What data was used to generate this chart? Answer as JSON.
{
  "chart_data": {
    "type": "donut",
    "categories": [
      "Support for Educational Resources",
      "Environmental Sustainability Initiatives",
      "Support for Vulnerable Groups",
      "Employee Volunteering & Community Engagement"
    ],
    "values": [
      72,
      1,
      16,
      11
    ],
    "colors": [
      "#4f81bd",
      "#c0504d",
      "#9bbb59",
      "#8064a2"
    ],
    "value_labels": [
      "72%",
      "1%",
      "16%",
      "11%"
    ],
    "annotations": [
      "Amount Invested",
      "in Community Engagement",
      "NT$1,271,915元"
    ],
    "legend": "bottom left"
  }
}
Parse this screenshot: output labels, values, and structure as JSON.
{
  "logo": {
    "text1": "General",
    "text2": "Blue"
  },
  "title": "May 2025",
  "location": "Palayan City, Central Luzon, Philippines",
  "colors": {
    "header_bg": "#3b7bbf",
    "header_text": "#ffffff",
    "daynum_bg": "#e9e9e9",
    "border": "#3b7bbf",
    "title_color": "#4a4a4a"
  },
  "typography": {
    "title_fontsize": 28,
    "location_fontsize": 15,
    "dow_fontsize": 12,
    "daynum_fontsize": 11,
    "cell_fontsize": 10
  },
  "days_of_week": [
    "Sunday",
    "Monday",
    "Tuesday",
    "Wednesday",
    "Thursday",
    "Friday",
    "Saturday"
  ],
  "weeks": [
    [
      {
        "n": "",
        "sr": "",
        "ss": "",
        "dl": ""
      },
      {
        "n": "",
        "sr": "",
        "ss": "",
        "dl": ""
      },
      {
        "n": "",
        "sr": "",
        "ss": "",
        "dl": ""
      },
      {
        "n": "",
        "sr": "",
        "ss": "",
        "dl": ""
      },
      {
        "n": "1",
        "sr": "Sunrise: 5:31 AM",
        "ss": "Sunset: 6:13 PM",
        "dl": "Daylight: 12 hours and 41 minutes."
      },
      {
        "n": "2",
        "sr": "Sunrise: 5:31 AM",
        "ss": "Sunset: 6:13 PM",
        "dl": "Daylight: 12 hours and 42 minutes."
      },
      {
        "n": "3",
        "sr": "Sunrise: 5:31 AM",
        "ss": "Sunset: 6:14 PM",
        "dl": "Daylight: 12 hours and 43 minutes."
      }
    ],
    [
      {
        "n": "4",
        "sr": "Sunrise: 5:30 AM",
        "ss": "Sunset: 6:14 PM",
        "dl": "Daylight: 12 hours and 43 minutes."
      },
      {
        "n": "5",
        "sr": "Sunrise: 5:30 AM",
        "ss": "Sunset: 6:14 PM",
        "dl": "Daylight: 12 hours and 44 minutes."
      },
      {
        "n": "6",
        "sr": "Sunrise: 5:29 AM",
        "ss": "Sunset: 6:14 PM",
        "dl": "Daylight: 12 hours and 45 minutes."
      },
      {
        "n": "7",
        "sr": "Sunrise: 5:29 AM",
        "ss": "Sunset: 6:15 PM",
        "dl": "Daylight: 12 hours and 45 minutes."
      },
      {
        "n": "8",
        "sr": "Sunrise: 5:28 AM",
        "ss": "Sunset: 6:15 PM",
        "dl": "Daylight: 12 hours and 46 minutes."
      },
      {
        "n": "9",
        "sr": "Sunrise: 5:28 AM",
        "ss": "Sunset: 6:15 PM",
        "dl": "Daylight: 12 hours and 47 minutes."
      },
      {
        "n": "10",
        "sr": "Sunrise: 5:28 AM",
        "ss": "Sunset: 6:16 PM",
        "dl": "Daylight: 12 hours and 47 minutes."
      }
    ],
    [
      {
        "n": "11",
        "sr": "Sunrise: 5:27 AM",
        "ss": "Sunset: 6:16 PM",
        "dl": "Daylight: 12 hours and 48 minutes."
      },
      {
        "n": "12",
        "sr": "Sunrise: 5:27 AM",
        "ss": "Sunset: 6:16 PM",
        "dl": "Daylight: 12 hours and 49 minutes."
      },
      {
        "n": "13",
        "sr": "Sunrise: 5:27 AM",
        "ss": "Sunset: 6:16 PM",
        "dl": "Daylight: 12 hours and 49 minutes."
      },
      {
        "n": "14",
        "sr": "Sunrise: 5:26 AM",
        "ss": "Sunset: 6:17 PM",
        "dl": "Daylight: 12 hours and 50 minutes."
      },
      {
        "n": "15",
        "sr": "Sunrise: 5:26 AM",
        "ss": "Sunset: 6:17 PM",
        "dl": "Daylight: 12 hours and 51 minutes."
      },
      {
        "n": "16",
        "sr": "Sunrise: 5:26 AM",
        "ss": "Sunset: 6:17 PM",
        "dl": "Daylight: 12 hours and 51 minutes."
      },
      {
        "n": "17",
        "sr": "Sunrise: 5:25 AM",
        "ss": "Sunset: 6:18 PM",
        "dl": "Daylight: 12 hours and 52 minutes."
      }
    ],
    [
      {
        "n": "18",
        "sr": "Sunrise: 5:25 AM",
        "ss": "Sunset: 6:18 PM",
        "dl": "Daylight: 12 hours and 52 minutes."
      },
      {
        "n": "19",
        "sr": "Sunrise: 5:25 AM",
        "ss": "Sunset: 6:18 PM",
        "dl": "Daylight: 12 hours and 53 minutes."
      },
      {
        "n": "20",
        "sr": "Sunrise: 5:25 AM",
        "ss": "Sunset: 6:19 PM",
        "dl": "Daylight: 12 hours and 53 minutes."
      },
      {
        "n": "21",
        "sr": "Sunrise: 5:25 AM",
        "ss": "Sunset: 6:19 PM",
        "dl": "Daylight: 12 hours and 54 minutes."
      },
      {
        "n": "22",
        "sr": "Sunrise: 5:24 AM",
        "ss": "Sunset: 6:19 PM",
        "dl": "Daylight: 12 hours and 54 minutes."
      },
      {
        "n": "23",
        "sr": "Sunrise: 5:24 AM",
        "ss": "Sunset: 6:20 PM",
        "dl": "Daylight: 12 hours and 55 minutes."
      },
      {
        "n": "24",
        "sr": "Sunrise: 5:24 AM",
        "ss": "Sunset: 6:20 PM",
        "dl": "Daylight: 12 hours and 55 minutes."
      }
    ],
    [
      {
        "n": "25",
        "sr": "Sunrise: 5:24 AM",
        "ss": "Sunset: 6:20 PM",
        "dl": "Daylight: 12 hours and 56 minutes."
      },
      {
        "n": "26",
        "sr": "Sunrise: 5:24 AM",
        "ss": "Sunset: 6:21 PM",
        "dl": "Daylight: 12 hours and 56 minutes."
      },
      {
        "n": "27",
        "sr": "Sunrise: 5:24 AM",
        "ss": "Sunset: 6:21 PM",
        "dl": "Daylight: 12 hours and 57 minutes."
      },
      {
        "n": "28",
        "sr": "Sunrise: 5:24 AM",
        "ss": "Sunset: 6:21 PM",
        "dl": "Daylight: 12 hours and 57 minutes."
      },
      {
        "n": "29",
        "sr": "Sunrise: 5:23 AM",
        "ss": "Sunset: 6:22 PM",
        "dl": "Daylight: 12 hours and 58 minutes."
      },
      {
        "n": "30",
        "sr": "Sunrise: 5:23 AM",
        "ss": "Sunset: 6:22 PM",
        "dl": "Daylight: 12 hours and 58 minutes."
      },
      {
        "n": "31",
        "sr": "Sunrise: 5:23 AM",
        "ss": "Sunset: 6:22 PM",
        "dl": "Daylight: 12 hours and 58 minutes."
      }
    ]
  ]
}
——
__Task statement__: Copy every line above in which the string "this" shows up.

__Correct output__:
What data was used to generate this chart? Answer as JSON.
Parse this screenshot: output labels, values, and structure as JSON.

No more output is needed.